BRIEF: Show every line in the records below that contains the word "Kopā".
** Start of RECORDS FOR THIS TASK **
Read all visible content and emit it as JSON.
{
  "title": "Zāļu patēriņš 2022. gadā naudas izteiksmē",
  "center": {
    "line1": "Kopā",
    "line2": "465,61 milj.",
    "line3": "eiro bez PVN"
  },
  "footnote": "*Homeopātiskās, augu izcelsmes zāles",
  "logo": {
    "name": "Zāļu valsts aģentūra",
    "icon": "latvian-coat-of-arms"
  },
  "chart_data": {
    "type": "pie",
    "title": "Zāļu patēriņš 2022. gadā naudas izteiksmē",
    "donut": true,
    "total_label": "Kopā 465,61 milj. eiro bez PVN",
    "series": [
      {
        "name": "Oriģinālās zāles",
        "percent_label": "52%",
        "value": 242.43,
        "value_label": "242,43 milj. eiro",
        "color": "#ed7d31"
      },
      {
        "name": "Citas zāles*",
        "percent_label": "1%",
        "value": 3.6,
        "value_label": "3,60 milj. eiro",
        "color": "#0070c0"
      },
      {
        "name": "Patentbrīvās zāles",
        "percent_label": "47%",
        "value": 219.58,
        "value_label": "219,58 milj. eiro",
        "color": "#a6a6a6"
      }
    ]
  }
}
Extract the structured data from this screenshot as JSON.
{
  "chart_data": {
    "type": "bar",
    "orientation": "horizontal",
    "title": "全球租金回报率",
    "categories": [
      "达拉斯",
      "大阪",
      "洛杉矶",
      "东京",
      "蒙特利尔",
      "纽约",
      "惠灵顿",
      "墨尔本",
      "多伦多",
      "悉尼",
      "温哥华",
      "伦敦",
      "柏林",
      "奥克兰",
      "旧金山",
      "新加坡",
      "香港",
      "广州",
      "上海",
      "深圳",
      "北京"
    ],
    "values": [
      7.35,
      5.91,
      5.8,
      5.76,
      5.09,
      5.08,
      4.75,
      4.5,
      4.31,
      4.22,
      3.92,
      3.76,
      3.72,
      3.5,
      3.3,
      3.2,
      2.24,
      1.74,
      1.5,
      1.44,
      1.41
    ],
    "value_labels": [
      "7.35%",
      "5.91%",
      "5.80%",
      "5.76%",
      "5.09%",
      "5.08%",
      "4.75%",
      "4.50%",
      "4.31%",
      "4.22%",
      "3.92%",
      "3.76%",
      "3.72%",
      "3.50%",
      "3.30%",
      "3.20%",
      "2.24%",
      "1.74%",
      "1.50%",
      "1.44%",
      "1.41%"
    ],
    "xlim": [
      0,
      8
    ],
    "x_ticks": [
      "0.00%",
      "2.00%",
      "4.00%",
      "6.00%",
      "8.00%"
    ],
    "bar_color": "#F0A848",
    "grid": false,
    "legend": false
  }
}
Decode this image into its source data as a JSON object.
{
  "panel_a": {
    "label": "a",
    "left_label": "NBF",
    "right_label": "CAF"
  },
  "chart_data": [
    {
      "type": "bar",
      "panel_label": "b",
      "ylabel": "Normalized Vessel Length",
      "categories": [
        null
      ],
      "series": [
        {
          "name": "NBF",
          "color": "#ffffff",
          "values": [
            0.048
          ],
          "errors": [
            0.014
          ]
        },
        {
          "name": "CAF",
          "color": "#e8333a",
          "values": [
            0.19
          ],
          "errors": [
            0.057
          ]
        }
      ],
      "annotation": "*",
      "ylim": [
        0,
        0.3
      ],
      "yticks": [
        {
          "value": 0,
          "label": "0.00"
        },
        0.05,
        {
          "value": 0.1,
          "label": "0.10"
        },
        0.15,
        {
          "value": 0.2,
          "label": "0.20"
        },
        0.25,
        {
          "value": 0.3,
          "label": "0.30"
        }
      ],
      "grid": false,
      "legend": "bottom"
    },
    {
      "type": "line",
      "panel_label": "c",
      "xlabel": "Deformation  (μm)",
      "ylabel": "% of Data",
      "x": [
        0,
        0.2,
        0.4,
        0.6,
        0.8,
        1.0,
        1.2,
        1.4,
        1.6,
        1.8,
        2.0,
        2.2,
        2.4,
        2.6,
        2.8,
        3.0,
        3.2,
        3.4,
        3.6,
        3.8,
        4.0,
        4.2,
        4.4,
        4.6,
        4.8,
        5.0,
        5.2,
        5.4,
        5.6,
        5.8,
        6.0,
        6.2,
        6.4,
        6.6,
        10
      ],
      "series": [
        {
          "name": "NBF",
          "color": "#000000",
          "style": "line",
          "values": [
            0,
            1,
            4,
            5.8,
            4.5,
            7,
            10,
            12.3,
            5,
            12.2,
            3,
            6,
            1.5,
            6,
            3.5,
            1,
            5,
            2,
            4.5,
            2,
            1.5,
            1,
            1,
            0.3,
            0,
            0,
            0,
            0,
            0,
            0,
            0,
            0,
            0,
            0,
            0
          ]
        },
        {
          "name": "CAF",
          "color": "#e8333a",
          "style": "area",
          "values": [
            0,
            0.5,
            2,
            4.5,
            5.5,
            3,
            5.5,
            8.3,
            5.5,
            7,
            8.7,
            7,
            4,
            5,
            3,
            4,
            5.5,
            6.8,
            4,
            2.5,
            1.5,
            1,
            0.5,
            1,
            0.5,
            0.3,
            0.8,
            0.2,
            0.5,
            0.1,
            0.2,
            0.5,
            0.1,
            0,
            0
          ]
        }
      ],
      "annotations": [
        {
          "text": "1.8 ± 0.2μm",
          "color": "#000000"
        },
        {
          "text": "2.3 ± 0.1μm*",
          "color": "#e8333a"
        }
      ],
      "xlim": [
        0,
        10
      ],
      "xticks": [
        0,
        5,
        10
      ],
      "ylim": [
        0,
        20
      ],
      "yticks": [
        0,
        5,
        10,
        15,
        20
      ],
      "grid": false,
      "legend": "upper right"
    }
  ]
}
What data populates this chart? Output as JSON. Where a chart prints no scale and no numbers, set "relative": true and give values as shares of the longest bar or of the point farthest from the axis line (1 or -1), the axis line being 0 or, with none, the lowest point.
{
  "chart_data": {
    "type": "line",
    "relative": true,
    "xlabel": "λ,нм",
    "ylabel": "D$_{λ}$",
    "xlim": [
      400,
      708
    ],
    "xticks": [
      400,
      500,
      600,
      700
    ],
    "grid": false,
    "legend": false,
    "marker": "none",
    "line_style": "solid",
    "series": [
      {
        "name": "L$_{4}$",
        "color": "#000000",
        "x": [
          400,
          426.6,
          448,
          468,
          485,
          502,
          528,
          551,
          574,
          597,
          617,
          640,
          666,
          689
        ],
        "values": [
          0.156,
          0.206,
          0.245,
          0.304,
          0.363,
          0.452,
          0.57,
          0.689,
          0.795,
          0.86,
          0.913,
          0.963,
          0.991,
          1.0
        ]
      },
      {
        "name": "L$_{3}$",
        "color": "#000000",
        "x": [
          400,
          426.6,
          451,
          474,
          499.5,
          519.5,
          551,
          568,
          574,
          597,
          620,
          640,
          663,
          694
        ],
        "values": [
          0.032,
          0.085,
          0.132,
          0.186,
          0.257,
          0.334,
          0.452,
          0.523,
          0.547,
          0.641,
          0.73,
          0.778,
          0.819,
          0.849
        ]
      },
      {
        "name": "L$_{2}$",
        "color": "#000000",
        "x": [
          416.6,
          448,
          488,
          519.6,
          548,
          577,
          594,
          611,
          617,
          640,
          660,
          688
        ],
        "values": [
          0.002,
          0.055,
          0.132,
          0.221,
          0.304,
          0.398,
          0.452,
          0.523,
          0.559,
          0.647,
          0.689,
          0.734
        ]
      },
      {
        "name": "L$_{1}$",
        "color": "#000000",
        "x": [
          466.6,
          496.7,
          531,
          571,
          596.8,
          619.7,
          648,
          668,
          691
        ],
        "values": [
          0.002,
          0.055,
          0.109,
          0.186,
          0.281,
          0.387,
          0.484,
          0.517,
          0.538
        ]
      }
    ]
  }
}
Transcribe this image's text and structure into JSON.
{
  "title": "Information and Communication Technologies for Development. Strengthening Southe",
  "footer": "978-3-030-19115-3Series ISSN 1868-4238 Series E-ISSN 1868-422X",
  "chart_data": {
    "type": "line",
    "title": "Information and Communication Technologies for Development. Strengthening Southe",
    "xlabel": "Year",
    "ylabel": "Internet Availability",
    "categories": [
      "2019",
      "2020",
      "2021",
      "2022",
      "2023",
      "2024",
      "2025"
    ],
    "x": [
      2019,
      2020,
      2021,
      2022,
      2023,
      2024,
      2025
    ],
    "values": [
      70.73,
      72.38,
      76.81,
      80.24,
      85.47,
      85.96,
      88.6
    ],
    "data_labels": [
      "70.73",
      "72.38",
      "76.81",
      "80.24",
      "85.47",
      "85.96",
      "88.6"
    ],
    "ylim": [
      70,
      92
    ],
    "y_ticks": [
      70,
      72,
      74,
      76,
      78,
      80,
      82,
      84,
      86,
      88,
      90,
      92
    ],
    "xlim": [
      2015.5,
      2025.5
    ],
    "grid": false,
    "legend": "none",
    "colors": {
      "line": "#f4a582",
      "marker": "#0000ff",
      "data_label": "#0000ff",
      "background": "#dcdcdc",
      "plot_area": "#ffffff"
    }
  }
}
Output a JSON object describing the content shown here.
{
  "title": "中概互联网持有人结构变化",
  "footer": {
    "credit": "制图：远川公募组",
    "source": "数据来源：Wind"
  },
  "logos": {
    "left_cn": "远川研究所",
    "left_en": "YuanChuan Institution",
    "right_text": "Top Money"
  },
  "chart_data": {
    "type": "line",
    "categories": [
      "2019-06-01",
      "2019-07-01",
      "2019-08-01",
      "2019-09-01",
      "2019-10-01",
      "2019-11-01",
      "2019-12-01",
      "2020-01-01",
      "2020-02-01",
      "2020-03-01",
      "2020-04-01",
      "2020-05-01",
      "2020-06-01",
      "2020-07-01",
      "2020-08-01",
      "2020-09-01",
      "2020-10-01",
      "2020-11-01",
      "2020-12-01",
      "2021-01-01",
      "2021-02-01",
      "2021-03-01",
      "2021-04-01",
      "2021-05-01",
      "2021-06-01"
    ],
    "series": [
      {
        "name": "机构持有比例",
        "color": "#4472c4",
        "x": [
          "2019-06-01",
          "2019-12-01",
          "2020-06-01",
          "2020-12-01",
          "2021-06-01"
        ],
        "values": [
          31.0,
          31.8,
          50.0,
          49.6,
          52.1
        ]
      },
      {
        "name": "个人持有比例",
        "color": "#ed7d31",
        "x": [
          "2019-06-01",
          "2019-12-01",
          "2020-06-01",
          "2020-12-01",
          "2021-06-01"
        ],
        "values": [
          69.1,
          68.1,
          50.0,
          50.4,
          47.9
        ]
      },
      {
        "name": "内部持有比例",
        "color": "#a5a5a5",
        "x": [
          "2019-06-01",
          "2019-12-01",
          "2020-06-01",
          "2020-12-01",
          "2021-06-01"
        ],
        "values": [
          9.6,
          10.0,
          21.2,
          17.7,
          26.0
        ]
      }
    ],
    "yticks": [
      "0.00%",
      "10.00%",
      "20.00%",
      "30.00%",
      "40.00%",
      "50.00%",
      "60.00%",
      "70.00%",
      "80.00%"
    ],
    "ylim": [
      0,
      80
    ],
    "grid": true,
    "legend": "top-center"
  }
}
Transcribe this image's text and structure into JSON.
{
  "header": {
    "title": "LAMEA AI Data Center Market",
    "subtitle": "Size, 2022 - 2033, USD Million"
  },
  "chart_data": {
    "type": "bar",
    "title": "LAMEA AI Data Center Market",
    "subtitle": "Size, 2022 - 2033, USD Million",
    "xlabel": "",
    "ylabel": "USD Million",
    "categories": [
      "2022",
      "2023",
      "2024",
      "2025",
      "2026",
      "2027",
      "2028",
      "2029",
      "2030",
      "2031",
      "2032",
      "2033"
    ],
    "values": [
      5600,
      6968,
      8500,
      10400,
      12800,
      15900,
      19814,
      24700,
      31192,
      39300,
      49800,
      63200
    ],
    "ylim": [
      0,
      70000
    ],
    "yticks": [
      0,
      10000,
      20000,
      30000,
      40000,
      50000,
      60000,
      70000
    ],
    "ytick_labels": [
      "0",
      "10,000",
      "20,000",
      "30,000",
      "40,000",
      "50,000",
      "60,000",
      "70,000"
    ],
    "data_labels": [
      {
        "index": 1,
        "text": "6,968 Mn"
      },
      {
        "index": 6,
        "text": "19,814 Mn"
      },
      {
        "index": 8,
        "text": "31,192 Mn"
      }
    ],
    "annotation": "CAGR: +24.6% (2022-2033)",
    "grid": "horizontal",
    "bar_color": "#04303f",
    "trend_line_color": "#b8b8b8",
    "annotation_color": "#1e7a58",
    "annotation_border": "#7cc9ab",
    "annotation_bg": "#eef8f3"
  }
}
** End of RECORDS FOR THIS TASK **
RESULT OF THIS TASK:
    "line1": "Kopā",
    "total_label": "Kopā 465,61 milj. eiro bez PVN",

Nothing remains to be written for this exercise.